Stored data entries:
☆ ☆ ☆

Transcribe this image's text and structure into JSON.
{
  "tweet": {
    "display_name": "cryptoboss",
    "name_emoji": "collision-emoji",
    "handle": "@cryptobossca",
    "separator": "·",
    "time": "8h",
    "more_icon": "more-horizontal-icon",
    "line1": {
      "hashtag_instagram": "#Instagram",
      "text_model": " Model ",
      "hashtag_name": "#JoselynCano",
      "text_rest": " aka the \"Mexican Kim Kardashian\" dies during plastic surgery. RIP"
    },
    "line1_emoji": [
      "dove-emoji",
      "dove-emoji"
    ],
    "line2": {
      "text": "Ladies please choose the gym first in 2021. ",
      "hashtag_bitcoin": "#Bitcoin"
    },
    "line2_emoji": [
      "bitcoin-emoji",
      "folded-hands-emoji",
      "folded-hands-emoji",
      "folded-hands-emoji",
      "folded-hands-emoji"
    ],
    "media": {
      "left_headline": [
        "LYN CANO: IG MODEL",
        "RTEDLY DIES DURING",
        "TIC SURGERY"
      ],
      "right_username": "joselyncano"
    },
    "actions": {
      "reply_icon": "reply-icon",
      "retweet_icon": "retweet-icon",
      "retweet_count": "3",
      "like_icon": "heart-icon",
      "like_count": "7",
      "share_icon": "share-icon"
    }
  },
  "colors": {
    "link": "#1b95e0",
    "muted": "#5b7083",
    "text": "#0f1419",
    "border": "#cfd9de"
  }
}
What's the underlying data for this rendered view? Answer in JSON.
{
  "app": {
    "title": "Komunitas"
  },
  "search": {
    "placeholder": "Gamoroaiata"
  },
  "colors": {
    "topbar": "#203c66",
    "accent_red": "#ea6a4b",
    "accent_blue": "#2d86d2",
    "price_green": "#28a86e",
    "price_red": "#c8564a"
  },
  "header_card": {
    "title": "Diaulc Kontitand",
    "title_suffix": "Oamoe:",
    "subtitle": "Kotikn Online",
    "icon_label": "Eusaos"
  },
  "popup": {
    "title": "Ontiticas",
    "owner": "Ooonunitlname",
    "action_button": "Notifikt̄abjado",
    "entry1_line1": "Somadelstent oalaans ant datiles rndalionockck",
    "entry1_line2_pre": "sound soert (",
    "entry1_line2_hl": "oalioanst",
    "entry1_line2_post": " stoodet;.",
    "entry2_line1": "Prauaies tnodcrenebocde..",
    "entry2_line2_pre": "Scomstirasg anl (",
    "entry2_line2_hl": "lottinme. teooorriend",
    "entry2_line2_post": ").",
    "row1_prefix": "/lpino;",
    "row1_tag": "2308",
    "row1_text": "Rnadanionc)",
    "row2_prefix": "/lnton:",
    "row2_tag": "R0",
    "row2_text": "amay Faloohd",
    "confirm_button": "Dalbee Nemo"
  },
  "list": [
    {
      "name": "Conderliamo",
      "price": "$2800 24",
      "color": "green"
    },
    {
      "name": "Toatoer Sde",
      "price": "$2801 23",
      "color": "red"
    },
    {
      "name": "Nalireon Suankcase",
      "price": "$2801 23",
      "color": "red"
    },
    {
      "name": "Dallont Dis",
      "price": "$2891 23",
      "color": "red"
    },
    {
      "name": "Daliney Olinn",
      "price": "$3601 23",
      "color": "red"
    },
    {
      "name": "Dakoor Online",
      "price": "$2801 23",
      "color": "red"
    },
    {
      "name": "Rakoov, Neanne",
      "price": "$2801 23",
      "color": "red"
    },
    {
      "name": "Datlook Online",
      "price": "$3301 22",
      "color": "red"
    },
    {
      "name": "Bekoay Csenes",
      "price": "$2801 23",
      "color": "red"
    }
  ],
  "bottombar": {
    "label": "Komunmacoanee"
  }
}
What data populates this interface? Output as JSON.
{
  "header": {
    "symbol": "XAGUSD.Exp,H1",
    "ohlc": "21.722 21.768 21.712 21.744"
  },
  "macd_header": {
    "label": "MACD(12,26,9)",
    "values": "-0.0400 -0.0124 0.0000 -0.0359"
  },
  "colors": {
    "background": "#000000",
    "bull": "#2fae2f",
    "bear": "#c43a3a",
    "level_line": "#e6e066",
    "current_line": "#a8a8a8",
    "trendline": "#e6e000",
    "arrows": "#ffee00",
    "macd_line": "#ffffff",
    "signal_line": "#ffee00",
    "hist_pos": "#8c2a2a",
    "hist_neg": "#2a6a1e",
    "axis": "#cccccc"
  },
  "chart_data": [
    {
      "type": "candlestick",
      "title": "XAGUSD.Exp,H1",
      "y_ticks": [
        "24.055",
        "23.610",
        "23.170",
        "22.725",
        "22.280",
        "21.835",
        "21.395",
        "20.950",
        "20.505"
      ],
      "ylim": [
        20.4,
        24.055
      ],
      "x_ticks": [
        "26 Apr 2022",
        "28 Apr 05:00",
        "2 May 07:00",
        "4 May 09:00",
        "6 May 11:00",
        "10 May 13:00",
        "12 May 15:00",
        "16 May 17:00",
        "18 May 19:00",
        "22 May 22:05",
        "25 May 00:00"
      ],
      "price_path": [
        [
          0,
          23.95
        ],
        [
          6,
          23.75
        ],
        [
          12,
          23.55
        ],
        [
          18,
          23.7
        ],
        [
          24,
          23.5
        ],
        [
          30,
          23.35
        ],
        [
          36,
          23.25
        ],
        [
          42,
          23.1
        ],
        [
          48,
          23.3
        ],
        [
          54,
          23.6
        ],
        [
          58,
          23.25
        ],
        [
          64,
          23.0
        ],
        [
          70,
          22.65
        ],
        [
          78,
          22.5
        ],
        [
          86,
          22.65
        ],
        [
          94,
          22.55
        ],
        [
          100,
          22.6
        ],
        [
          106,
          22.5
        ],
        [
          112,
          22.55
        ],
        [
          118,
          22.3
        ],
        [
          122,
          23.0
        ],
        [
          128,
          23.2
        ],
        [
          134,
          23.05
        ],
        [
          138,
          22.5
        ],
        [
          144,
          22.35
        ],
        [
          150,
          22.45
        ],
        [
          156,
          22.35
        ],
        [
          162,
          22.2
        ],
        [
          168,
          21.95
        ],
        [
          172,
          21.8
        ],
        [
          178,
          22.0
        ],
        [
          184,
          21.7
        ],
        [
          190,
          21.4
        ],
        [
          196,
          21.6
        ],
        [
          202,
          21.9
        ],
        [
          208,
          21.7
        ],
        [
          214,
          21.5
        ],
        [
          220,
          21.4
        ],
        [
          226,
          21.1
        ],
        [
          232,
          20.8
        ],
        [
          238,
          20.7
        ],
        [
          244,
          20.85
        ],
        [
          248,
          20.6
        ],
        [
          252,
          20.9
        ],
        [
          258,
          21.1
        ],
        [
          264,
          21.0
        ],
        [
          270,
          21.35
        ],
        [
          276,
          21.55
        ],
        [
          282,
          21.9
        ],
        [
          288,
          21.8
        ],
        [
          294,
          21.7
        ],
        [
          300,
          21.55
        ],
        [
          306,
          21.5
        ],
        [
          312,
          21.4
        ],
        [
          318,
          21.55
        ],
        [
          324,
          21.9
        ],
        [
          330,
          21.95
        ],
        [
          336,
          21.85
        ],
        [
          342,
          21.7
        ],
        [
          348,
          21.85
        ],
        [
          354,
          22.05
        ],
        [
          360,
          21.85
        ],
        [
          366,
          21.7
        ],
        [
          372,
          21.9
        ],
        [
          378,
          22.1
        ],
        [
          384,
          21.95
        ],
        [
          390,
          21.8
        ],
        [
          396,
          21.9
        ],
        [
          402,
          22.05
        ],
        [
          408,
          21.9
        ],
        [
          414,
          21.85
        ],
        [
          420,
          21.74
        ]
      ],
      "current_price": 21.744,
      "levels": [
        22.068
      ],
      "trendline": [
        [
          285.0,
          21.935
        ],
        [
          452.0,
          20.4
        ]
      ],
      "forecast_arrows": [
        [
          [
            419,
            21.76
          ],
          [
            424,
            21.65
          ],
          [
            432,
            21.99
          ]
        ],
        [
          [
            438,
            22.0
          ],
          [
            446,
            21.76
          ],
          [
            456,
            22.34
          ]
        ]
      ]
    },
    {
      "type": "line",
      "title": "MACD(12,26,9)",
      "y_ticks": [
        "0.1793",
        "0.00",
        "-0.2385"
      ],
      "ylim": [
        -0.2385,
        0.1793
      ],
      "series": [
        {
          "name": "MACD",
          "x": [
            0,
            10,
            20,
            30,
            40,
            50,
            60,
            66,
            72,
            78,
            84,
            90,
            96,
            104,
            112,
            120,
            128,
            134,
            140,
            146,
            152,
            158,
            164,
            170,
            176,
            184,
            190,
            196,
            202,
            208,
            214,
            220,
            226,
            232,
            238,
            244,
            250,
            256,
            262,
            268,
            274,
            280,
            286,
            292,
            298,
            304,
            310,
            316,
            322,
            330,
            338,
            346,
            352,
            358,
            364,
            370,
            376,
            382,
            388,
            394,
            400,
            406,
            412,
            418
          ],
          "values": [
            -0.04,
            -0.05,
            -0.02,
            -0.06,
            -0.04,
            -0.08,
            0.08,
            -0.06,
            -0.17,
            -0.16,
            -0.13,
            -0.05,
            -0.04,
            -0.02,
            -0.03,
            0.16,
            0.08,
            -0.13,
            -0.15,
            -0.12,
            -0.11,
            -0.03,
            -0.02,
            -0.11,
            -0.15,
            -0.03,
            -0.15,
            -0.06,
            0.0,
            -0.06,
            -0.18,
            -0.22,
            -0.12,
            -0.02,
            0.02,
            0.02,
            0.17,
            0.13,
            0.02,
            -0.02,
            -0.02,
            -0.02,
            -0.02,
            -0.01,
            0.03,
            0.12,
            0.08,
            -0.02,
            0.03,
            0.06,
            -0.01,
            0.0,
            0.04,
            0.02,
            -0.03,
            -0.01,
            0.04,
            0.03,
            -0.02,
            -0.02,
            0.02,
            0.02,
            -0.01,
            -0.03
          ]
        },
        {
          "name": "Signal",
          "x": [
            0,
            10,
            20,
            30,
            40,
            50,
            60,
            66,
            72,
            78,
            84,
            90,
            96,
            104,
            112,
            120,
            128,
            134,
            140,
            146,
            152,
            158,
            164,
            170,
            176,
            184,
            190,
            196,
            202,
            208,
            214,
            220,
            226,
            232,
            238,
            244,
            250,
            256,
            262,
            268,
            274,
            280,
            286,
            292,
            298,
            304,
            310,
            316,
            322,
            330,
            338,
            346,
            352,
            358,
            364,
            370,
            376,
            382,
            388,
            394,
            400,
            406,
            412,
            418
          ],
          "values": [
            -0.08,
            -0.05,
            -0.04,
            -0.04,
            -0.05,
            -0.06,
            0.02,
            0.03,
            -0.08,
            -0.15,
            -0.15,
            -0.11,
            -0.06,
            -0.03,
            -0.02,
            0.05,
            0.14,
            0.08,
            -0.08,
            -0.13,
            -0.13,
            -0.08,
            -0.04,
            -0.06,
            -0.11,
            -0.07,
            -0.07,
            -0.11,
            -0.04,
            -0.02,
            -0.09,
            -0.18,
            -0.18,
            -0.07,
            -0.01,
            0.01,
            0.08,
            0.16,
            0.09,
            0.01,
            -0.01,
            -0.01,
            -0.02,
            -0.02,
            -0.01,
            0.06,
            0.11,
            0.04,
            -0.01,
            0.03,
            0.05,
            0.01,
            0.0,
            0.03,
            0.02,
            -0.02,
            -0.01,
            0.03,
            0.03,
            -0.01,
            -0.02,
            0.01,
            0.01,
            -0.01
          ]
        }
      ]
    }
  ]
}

☆ ☆ ☆

◆ Task:
In the records above, find each line holding "this" and copy it.

◆ Written solution:
Transcribe this image's text and structure into JSON.
What's the underlying data for this rendered view? Answer in JSON.
What data populates this interface? Output as JSON.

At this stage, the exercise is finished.